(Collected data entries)

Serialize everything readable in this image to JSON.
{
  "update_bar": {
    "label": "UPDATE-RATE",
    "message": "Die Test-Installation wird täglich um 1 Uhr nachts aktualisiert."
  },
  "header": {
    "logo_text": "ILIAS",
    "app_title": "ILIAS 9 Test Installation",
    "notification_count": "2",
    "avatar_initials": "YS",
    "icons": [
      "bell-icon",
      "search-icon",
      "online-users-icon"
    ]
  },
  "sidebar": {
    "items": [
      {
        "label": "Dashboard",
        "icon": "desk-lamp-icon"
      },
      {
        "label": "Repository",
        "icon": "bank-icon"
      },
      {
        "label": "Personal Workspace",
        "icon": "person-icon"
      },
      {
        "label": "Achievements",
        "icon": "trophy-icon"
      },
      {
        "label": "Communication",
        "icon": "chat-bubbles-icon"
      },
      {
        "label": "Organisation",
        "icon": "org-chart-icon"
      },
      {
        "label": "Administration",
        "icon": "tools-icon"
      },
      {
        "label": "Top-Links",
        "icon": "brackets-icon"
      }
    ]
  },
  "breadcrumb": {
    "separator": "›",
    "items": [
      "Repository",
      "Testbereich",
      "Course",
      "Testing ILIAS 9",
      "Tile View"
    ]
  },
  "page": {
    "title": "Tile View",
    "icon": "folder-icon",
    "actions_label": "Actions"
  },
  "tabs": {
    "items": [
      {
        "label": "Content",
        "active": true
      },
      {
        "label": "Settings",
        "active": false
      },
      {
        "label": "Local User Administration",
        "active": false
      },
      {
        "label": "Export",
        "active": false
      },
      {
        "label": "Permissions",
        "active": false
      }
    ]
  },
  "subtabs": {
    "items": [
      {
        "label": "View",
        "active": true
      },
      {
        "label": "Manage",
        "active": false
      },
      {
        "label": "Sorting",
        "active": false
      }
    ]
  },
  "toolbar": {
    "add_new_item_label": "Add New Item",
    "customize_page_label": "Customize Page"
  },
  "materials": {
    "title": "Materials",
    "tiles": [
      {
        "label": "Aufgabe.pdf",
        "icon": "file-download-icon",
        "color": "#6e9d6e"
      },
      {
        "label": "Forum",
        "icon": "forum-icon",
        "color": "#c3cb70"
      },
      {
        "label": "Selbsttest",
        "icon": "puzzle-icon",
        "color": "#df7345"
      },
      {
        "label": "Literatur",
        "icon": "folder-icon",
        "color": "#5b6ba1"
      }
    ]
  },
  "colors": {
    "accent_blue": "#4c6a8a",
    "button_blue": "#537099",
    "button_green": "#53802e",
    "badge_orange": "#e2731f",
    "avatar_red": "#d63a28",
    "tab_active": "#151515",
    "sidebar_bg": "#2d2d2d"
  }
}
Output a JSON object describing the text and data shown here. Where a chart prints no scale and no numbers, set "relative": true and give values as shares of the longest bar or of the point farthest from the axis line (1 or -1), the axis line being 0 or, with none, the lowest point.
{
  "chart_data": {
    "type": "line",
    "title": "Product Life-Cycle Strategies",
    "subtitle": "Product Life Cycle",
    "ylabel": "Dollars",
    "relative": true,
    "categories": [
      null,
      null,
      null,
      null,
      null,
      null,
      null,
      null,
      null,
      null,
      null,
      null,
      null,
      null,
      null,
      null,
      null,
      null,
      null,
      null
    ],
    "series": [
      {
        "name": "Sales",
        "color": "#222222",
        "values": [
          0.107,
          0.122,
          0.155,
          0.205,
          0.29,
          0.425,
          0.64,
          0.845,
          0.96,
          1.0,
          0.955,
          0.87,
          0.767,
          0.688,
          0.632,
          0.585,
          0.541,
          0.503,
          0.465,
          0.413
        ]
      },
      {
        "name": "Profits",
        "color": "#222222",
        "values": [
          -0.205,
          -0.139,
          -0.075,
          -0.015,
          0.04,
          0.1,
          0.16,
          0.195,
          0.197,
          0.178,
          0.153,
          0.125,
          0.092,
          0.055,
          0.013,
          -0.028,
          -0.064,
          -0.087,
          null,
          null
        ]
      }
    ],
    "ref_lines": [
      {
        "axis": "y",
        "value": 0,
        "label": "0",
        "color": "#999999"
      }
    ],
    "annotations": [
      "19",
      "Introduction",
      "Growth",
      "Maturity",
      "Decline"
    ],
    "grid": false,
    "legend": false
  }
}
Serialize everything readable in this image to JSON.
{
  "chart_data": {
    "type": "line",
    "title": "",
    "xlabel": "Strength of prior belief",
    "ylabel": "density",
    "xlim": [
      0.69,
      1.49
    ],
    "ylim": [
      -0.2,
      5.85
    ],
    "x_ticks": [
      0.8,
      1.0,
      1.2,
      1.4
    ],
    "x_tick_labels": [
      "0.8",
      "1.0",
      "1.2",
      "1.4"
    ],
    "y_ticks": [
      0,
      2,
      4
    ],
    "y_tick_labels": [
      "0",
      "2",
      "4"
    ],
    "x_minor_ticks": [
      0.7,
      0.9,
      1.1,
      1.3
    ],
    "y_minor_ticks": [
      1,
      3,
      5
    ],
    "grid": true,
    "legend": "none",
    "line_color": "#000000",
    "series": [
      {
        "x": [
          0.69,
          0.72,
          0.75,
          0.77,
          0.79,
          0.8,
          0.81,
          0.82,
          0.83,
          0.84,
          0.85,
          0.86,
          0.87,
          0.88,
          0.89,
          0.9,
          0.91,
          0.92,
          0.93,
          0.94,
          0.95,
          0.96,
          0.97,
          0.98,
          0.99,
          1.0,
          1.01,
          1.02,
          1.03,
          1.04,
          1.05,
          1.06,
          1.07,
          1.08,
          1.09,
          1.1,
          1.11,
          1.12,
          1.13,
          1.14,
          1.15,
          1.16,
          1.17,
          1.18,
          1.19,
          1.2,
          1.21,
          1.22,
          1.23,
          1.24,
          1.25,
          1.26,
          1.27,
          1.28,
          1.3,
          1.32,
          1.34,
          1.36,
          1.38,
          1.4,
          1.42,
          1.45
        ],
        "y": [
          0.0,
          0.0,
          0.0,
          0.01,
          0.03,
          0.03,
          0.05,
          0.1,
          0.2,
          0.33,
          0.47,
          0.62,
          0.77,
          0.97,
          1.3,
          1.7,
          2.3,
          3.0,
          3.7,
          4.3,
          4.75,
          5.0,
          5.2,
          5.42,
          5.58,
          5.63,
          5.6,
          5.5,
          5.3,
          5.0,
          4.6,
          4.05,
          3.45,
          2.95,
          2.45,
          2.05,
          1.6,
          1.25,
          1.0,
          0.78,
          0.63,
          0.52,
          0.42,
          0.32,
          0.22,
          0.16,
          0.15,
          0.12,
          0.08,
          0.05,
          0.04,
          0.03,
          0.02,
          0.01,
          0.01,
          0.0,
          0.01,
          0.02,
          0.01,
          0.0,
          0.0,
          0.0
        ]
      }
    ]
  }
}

Task directions: Return every record above exactly as it appears.

Answer to this problem:
Serialize everything readable in this image to JSON.
{
  "update_bar": {
    "label": "UPDATE-RATE",
    "message": "Die Test-Installation wird täglich um 1 Uhr nachts aktualisiert."
  },
  "header": {
    "logo_text": "ILIAS",
    "app_title": "ILIAS 9 Test Installation",
    "notification_count": "2",
    "avatar_initials": "YS",
    "icons": [
      "bell-icon",
      "search-icon",
      "online-users-icon"
    ]
  },
  "sidebar": {
    "items": [
      {
        "label": "Dashboard",
        "icon": "desk-lamp-icon"
      },
      {
        "label": "Repository",
        "icon": "bank-icon"
      },
      {
        "label": "Personal Workspace",
        "icon": "person-icon"
      },
      {
        "label": "Achievements",
        "icon": "trophy-icon"
      },
      {
        "label": "Communication",
        "icon": "chat-bubbles-icon"
      },
      {
        "label": "Organisation",
        "icon": "org-chart-icon"
      },
      {
        "label": "Administration",
        "icon": "tools-icon"
      },
      {
        "label": "Top-Links",
        "icon": "brackets-icon"
      }
    ]
  },
  "breadcrumb": {
    "separator": "›",
    "items": [
      "Repository",
      "Testbereich",
      "Course",
      "Testing ILIAS 9",
      "Tile View"
    ]
  },
  "page": {
    "title": "Tile View",
    "icon": "folder-icon",
    "actions_label": "Actions"
  },
  "tabs": {
    "items": [
      {
        "label": "Content",
        "active": true
      },
      {
        "label": "Settings",
        "active": false
      },
      {
        "label": "Local User Administration",
        "active": false
      },
      {
        "label": "Export",
        "active": false
      },
      {
        "label": "Permissions",
        "active": false
      }
    ]
  },
  "subtabs": {
    "items": [
      {
        "label": "View",
        "active": true
      },
      {
        "label": "Manage",
        "active": false
      },
      {
        "label": "Sorting",
        "active": false
      }
    ]
  },
  "toolbar": {
    "add_new_item_label": "Add New Item",
    "customize_page_label": "Customize Page"
  },
  "materials": {
    "title": "Materials",
    "tiles": [
      {
        "label": "Aufgabe.pdf",
        "icon": "file-download-icon",
        "color": "#6e9d6e"
      },
      {
        "label": "Forum",
        "icon": "forum-icon",
        "color": "#c3cb70"
      },
      {
        "label": "Selbsttest",
        "icon": "puzzle-icon",
        "color": "#df7345"
      },
      {
        "label": "Literatur",
        "icon": "folder-icon",
        "color": "#5b6ba1"
      }
    ]
  },
  "colors": {
    "accent_blue": "#4c6a8a",
    "button_blue": "#537099",
    "button_green": "#53802e",
    "badge_orange": "#e2731f",
    "avatar_red": "#d63a28",
    "tab_active": "#151515",
    "sidebar_bg": "#2d2d2d"
  }
}
Output a JSON object describing the text and data shown here. Where a chart prints no scale and no numbers, set "relative": true and give values as shares of the longest bar or of the point farthest from the axis line (1 or -1), the axis line being 0 or, with none, the lowest point.
{
  "chart_data": {
    "type": "line",
    "title": "Product Life-Cycle Strategies",
    "subtitle": "Product Life Cycle",
    "ylabel": "Dollars",
    "relative": true,
    "categories": [
      null,
      null,
      null,
      null,
      null,
      null,
      null,
      null,
      null,
      null,
      null,
      null,
      null,
      null,
      null,
      null,
      null,
      null,
      null,
      null
    ],
    "series": [
      {
        "name": "Sales",
        "color": "#222222",
        "values": [
          0.107,
          0.122,
          0.155,
          0.205,
          0.29,
          0.425,
          0.64,
          0.845,
          0.96,
          1.0,
          0.955,
          0.87,
          0.767,
          0.688,
          0.632,
          0.585,
          0.541,
          0.503,
          0.465,
          0.413
        ]
      },
      {
        "name": "Profits",
        "color": "#222222",
        "values": [
          -0.205,
          -0.139,
          -0.075,
          -0.015,
          0.04,
          0.1,
          0.16,
          0.195,
          0.197,
          0.178,
          0.153,
          0.125,
          0.092,
          0.055,
          0.013,
          -0.028,
          -0.064,
          -0.087,
          null,
          null
        ]
      }
    ],
    "ref_lines": [
      {
        "axis": "y",
        "value": 0,
        "label": "0",
        "color": "#999999"
      }
    ],
    "annotations": [
      "19",
      "Introduction",
      "Growth",
      "Maturity",
      "Decline"
    ],
    "grid": false,
    "legend": false
  }
}
Serialize everything readable in this image to JSON.
{
  "chart_data": {
    "type": "line",
    "title": "",
    "xlabel": "Strength of prior belief",
    "ylabel": "density",
    "xlim": [
      0.69,
      1.49
    ],
    "ylim": [
      -0.2,
      5.85
    ],
    "x_ticks": [
      0.8,
      1.0,
      1.2,
      1.4
    ],
    "x_tick_labels": [
      "0.8",
      "1.0",
      "1.2",
      "1.4"
    ],
    "y_ticks": [
      0,
      2,
      4
    ],
    "y_tick_labels": [
      "0",
      "2",
      "4"
    ],
    "x_minor_ticks": [
      0.7,
      0.9,
      1.1,
      1.3
    ],
    "y_minor_ticks": [
      1,
      3,
      5
    ],
    "grid": true,
    "legend": "none",
    "line_color": "#000000",
    "series": [
      {
        "x": [
          0.69,
          0.72,
          0.75,
          0.77,
          0.79,
          0.8,
          0.81,
          0.82,
          0.83,
          0.84,
          0.85,
          0.86,
          0.87,
          0.88,
          0.89,
          0.9,
          0.91,
          0.92,
          0.93,
          0.94,
          0.95,
          0.96,
          0.97,
          0.98,
          0.99,
          1.0,
          1.01,
          1.02,
          1.03,
          1.04,
          1.05,
          1.06,
          1.07,
          1.08,
          1.09,
          1.1,
          1.11,
          1.12,
          1.13,
          1.14,
          1.15,
          1.16,
          1.17,
          1.18,
          1.19,
          1.2,
          1.21,
          1.22,
          1.23,
          1.24,
          1.25,
          1.26,
          1.27,
          1.28,
          1.3,
          1.32,
          1.34,
          1.36,
          1.38,
          1.4,
          1.42,
          1.45
        ],
        "y": [
          0.0,
          0.0,
          0.0,
          0.01,
          0.03,
          0.03,
          0.05,
          0.1,
          0.2,
          0.33,
          0.47,
          0.62,
          0.77,
          0.97,
          1.3,
          1.7,
          2.3,
          3.0,
          3.7,
          4.3,
          4.75,
          5.0,
          5.2,
          5.42,
          5.58,
          5.63,
          5.6,
          5.5,
          5.3,
          5.0,
          4.6,
          4.05,
          3.45,
          2.95,
          2.45,
          2.05,
          1.6,
          1.25,
          1.0,
          0.78,
          0.63,
          0.52,
          0.42,
          0.32,
          0.22,
          0.16,
          0.15,
          0.12,
          0.08,
          0.05,
          0.04,
          0.03,
          0.02,
          0.01,
          0.01,
          0.0,
          0.01,
          0.02,
          0.01,
          0.0,
          0.0,
          0.0
        ]
      }
    ]
  }
}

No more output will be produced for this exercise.